*Document text*
↓

NOISE CORRELATION ON A LOW-DIMENSIONAL NEURAL MANIFOLD ENABLES EFFECTIVE LEARNING AT SCALE
Harvard Medical School/Howard Hughes Medical Institute
Presentation
Date TBA
Event Information
Poster Board
PS01-07AM-344
Poster
View posterAbstract
Here we introduce neural manifold noise correlation (NMNC), a credit-assignment framework that restricts perturbations to the intrinsic neural manifold. We show, both theoretically and empirically, that in trained networks the row space of the network Jacobian aligns closely with this manifold, and that manifold dimensionality increases only slowly with network size. These properties allow NMNC to estimate gradients efficiently without requiring high-dimensional perturbations.

↑

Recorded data
↓

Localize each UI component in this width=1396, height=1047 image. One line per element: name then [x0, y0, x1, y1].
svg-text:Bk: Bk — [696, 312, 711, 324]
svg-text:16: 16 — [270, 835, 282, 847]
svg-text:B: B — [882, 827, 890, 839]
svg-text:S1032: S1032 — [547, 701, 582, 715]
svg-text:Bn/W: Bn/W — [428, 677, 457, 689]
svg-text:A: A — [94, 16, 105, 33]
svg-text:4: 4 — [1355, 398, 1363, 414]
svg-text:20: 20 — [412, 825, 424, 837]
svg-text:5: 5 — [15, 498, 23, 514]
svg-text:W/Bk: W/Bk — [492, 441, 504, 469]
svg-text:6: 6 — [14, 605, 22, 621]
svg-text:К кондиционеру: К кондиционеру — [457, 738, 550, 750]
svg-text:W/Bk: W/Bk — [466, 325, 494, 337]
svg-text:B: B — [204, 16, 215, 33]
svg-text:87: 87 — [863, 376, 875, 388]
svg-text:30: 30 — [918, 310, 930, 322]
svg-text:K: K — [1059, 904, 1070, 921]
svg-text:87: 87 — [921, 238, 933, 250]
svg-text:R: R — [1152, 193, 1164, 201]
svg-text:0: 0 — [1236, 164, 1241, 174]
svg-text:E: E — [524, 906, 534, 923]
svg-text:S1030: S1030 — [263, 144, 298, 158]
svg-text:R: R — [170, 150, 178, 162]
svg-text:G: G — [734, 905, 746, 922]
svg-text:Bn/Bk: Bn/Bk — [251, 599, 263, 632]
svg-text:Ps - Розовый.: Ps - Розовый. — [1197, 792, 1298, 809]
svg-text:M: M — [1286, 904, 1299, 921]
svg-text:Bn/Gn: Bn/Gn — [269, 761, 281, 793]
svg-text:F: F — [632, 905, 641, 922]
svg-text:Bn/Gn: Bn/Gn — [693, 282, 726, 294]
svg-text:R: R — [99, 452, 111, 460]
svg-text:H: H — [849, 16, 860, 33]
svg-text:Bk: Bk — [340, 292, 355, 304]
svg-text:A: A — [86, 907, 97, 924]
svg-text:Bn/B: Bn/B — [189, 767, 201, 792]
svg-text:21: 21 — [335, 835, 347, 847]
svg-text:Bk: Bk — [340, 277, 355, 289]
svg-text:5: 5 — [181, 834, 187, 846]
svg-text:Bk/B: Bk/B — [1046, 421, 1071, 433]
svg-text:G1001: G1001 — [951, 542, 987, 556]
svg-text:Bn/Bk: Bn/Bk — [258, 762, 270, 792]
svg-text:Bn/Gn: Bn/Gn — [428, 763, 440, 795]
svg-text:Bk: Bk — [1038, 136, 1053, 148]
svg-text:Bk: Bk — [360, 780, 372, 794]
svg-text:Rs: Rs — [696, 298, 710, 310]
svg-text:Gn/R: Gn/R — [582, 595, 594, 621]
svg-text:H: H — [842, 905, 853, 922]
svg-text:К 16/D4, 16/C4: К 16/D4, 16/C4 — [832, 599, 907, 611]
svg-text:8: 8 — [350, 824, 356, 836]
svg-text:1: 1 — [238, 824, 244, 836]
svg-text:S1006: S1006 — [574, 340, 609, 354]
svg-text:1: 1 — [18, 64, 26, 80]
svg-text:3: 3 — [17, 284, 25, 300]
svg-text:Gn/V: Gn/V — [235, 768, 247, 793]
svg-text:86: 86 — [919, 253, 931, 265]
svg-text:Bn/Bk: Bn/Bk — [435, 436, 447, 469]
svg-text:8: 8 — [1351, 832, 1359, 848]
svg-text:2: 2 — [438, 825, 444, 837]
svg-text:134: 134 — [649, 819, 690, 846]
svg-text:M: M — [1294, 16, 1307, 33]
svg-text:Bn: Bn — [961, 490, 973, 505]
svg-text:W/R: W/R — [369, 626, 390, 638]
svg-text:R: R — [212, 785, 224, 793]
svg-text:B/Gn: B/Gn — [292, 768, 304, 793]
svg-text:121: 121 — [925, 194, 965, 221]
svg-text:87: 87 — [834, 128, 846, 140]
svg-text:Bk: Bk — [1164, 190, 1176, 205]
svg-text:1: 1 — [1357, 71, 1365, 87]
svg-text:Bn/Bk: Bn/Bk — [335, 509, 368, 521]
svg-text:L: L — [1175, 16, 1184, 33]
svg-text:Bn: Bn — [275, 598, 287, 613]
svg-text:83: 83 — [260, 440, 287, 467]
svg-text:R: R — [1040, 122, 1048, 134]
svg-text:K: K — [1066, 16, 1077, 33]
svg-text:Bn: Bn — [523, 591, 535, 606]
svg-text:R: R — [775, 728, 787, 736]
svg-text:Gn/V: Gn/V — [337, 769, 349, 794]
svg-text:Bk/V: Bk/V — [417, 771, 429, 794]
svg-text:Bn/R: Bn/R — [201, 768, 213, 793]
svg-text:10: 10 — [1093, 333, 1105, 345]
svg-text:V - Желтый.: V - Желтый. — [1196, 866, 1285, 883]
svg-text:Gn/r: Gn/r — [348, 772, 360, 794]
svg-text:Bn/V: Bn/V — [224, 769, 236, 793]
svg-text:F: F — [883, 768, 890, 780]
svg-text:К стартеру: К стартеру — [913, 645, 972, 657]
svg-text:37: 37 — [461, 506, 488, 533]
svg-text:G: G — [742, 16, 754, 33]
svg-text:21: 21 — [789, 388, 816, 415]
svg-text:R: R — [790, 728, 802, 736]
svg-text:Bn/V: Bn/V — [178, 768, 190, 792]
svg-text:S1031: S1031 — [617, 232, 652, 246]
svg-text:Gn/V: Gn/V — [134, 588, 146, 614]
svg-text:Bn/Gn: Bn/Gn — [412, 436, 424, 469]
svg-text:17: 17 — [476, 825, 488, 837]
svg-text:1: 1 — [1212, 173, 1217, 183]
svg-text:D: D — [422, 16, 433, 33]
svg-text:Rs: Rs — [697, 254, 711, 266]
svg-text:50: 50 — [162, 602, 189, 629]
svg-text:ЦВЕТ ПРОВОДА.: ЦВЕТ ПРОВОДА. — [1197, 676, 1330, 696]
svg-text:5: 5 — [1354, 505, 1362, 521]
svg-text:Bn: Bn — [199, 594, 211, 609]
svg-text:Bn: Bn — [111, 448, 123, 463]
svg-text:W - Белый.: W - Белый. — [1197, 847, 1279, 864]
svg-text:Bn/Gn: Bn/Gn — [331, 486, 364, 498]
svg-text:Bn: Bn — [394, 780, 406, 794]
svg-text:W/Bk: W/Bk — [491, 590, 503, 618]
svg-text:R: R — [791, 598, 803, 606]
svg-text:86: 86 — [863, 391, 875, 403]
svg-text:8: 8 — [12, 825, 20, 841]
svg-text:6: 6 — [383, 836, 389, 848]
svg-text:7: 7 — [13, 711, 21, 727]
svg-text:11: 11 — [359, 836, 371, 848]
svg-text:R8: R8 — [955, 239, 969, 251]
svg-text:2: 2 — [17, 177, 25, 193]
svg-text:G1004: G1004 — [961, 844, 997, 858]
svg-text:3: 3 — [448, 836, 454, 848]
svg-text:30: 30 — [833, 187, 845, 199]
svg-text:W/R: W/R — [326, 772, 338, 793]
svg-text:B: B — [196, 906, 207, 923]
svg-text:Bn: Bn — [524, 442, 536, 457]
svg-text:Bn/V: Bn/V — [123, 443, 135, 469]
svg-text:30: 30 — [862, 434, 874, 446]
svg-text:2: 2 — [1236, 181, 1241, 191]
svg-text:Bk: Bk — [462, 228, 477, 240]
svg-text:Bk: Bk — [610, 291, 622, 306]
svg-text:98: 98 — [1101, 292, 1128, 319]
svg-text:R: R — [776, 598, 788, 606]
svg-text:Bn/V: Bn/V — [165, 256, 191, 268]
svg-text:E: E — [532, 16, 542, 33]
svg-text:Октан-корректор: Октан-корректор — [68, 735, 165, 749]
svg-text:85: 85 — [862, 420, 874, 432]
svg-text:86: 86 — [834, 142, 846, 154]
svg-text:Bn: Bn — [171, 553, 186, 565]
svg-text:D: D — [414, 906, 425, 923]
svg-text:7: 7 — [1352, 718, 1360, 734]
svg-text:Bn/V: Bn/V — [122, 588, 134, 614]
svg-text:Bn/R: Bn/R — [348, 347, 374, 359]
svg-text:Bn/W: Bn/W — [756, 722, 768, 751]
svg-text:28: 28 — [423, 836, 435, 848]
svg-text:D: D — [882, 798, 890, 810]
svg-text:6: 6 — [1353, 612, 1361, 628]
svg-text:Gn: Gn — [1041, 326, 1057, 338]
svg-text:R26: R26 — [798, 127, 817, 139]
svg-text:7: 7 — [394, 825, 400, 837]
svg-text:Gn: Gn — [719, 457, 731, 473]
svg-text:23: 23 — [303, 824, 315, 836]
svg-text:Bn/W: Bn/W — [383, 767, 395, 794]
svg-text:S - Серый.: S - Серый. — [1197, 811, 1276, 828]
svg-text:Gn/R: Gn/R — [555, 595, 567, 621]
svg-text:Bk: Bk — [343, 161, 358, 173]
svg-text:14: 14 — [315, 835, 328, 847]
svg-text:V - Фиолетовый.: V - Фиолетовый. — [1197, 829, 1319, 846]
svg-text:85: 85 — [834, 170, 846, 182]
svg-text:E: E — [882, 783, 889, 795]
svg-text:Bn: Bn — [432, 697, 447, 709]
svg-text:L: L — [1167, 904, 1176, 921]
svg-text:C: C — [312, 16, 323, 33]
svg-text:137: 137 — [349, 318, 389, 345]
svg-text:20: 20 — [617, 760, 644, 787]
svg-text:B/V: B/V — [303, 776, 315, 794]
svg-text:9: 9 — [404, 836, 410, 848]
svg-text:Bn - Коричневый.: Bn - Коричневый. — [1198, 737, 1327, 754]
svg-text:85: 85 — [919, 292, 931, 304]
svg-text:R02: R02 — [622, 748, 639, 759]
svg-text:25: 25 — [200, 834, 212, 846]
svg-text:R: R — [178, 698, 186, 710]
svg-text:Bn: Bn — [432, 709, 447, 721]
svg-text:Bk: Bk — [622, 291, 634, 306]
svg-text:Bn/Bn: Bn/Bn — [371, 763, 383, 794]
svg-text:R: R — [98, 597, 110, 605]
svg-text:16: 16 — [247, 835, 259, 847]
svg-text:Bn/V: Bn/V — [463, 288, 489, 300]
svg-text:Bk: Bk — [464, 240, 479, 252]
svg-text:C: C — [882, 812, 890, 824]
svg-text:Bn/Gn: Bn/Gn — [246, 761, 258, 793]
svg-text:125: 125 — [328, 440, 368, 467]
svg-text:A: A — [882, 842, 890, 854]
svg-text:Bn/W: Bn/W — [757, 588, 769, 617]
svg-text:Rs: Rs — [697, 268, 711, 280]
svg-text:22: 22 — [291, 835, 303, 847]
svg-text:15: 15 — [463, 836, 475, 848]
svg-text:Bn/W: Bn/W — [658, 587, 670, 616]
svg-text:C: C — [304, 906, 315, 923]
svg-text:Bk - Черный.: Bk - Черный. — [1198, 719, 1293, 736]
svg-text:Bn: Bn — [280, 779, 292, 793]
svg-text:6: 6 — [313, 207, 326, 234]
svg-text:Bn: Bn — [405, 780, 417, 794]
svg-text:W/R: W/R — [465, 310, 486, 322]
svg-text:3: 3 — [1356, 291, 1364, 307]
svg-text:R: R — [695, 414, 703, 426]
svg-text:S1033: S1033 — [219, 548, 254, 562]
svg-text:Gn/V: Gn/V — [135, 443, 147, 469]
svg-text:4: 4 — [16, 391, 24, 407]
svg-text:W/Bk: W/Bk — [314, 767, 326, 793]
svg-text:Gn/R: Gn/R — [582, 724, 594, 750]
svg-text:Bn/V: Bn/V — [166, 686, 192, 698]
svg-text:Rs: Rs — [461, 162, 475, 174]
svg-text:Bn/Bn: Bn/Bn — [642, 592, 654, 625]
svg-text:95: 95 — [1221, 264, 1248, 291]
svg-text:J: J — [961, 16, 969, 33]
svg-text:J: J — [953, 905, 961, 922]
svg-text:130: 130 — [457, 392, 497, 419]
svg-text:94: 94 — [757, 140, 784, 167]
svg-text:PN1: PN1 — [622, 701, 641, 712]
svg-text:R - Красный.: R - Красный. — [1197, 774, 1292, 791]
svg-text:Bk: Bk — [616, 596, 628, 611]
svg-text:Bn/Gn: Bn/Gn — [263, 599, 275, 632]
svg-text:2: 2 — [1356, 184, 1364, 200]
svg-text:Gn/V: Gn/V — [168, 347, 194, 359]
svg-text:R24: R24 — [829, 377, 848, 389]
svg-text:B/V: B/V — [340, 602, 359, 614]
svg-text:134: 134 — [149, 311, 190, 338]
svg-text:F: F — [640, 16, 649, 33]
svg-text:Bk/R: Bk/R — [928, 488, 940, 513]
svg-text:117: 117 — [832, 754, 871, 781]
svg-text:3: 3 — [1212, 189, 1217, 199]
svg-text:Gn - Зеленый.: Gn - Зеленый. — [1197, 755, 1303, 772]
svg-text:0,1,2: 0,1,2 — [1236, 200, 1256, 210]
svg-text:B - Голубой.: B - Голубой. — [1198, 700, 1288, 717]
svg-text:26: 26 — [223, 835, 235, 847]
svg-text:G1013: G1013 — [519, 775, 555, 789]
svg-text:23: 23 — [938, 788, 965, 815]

↑

*Questions on the material*
1) Translate this sentence from the abstract on neural manifold noise correlation into Spanish: "These properties allow NMNC to estimate gradients efficiently without requiring high-dimensional perturbations."
2) Answer these questions using the poster listing on neural manifold noise correlation:
(a) What poster board number is given?
(b) To what does NMNC restrict perturbations?
(c) Which institutions are named under the title?
3) Resume the abstract on neural manifold noise correlation, starting after its final sentence.

*Answers per task*
1) Estas propiedades permiten que NMNC estime gradientes de manera eficiente sin requerir perturbaciones de alta dimensión.

2)
(a) PS01-07AM-344
(b) The intrinsic neural manifold.
(c) Harvard Medical School/Howard Hughes Medical Institute.

3)
Across a range of architectures and tasks, including convolutional networks trained on CIFAR-10 and ImageNet as well as recurrent neural networks, NMNC substantially improves learning performance and sample efficiency compared to conventional noise correlation-based methods. Furthermore, networks trained with NMNC develop internal representations that more closely resemble those observed in the primate visual system than those trained with conventional noise correlation-based methods.
Together, these results suggest a mechanistic account of how biological circuits could perform scalable credit assignment using structured neural variability, and demonstrate that biologically motivated constraints on neural activity may facilitate, rather than hinder, efficient learning at scale.